The request: What follows is a set of entries. Repeat them exactly, but not their pictures.
-- start of Material supplied --
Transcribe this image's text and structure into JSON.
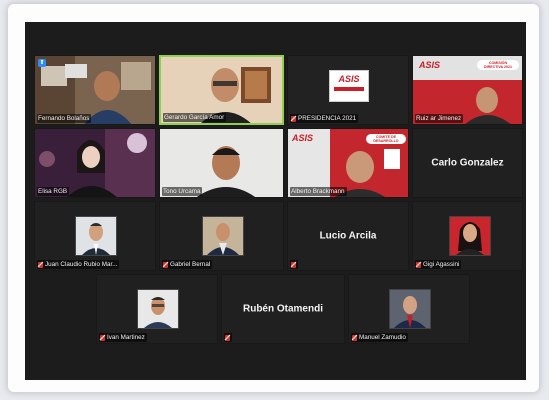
{
  "meeting": {
    "layout": "gallery-view",
    "accent_color": "#8fd14f",
    "mute_color": "#d2312c"
  },
  "participants": [
    {
      "name": "Fernando Bolaños",
      "muted": false,
      "pinned": true
    },
    {
      "name": "Gerardo García Amor",
      "muted": false,
      "active_speaker": true
    },
    {
      "name": "PRESIDENCIA 2021",
      "muted": true,
      "logo_text": "ASIS"
    },
    {
      "name": "Ruiz ar Jimenez",
      "muted": false,
      "logo_text": "ASIS",
      "banner_text": "COMISIÓN DIRECTIVA 2021"
    },
    {
      "name": "Elisa RGB",
      "muted": false
    },
    {
      "name": "Tono Urcama",
      "muted": false
    },
    {
      "name": "Alberto Brackmann",
      "muted": false,
      "logo_text": "ASIS",
      "banner_text": "COMITÉ DE DESARROLLO"
    },
    {
      "name": "Carlo Gonzalez",
      "muted": false,
      "display": "name-only"
    },
    {
      "name": "Juan Claudio Rubio Mar...",
      "muted": true
    },
    {
      "name": "Gabriel Bernal",
      "muted": true
    },
    {
      "name": "Lucio Arcila",
      "muted": true,
      "display": "name-only"
    },
    {
      "name": "Gigi Agassini",
      "muted": true
    },
    {
      "name": "Ivan Martinez",
      "muted": true
    },
    {
      "name": "Rubén Otamendi",
      "muted": true,
      "display": "name-only"
    },
    {
      "name": "Manuel Zamudio",
      "muted": true
    }
  ]
}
-- end of Material supplied --
The reply:
Transcribe this image's text and structure into JSON.
{
  "meeting": {
    "layout": "gallery-view",
    "accent_color": "#8fd14f",
    "mute_color": "#d2312c"
  },
  "participants": [
    {
      "name": "Fernando Bolaños",
      "muted": false,
      "pinned": true
    },
    {
      "name": "Gerardo García Amor",
      "muted": false,
      "active_speaker": true
    },
    {
      "name": "PRESIDENCIA 2021",
      "muted": true,
      "logo_text": "ASIS"
    },
    {
      "name": "Ruiz ar Jimenez",
      "muted": false,
      "logo_text": "ASIS",
      "banner_text": "COMISIÓN DIRECTIVA 2021"
    },
    {
      "name": "Elisa RGB",
      "muted": false
    },
    {
      "name": "Tono Urcama",
      "muted": false
    },
    {
      "name": "Alberto Brackmann",
      "muted": false,
      "logo_text": "ASIS",
      "banner_text": "COMITÉ DE DESARROLLO"
    },
    {
      "name": "Carlo Gonzalez",
      "muted": false,
      "display": "name-only"
    },
    {
      "name": "Juan Claudio Rubio Mar...",
      "muted": true
    },
    {
      "name": "Gabriel Bernal",
      "muted": true
    },
    {
      "name": "Lucio Arcila",
      "muted": true,
      "display": "name-only"
    },
    {
      "name": "Gigi Agassini",
      "muted": true
    },
    {
      "name": "Ivan Martinez",
      "muted": true
    },
    {
      "name": "Rubén Otamendi",
      "muted": true,
      "display": "name-only"
    },
    {
      "name": "Manuel Zamudio",
      "muted": true
    }
  ]
}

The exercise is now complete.